## What is asked
Return the lines below that carry the word "only".

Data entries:
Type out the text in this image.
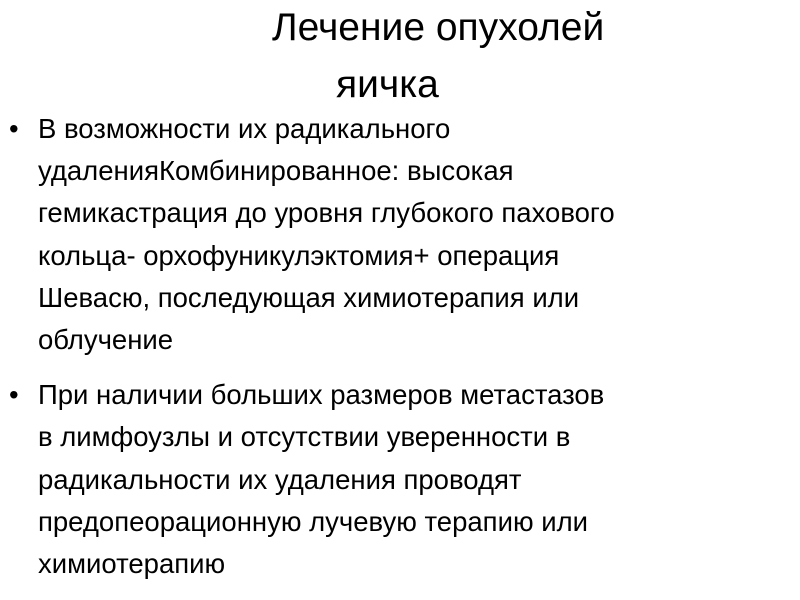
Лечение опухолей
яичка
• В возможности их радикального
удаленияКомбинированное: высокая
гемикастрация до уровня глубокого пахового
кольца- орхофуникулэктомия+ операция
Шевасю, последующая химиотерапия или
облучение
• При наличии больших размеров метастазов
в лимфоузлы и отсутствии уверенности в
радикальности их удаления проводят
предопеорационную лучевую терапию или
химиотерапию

--

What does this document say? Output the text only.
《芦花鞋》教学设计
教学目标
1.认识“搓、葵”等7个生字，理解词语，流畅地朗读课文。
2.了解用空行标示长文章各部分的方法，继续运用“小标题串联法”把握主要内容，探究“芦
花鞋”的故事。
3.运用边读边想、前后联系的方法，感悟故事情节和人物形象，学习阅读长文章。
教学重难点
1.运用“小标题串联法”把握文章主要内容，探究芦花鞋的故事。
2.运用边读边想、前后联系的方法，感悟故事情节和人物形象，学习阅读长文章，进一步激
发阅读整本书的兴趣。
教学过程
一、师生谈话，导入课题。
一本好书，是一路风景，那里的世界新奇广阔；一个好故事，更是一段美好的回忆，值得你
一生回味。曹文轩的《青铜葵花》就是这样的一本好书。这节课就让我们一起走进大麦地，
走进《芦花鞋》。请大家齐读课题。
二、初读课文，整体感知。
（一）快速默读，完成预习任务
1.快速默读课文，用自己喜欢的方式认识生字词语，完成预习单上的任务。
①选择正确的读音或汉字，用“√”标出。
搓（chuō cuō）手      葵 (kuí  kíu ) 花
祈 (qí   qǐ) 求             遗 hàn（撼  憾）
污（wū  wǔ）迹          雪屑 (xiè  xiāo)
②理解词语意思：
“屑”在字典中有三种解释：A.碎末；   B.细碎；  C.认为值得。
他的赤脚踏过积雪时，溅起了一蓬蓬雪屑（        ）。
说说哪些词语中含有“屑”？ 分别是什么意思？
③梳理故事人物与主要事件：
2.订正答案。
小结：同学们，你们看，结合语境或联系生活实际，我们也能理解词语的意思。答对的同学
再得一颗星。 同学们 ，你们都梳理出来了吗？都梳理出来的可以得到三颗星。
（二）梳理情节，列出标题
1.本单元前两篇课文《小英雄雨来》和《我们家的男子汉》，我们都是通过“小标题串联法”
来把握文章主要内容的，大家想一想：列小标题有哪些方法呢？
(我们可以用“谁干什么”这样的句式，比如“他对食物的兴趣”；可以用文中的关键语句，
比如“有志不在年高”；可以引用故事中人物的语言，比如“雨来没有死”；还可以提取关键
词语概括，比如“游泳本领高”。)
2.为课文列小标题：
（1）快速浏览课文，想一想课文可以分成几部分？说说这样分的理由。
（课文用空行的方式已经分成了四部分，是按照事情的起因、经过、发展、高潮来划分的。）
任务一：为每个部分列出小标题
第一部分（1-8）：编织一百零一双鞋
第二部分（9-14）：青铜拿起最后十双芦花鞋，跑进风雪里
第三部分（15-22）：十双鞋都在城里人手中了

--

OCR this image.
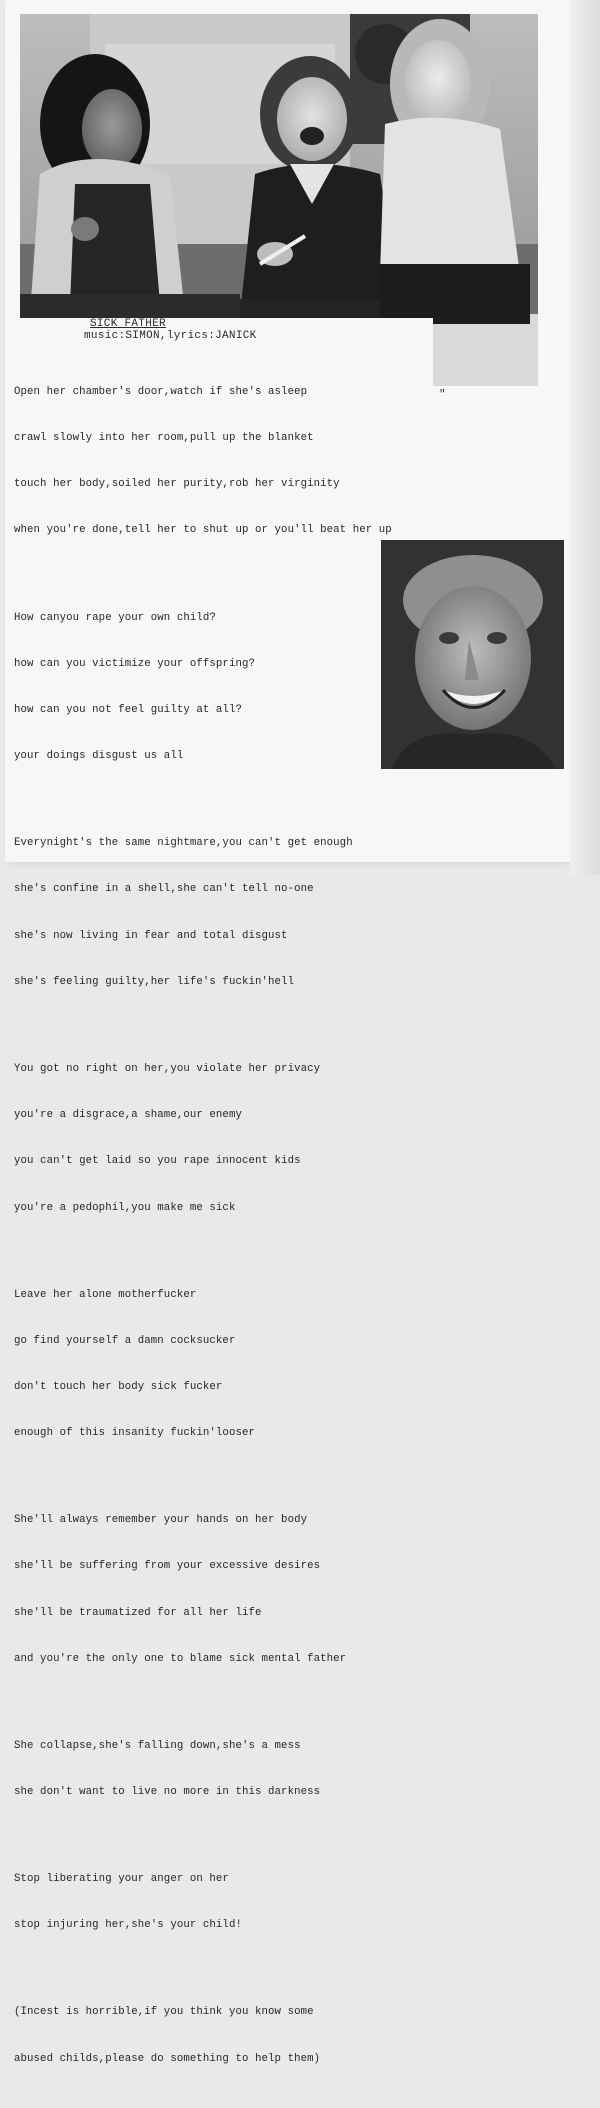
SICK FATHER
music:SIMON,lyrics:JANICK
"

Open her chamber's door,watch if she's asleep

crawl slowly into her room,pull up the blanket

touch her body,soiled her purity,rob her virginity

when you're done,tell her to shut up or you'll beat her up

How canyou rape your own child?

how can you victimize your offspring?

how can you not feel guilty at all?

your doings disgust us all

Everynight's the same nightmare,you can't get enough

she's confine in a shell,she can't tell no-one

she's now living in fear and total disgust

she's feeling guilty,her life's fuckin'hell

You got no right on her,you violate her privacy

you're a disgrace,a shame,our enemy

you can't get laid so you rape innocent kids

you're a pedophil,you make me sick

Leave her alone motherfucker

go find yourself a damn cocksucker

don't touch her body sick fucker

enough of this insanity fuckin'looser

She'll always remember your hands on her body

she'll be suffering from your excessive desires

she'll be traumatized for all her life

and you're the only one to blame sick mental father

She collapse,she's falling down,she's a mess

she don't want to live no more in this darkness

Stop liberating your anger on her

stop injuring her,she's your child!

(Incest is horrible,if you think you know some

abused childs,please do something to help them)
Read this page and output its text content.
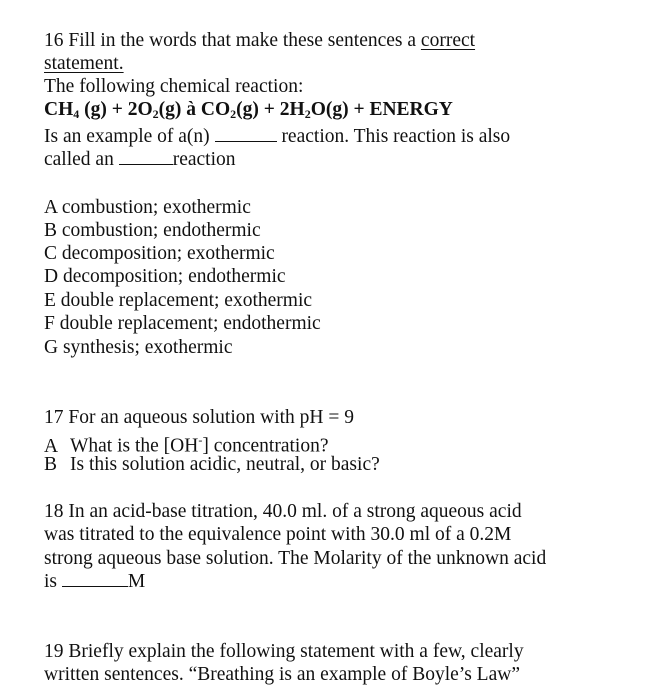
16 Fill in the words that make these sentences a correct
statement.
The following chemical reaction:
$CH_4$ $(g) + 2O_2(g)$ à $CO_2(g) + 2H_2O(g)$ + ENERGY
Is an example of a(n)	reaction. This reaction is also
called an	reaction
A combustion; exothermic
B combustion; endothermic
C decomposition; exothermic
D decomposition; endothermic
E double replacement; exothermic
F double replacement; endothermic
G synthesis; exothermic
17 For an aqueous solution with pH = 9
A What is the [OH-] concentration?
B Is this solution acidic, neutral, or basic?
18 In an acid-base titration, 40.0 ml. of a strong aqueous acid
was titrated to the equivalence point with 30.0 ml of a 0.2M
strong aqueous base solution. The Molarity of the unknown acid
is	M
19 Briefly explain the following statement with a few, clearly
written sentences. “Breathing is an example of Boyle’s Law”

## Exercise response
What does this document say? Output the text only.
and you're the only one to blame sick mental father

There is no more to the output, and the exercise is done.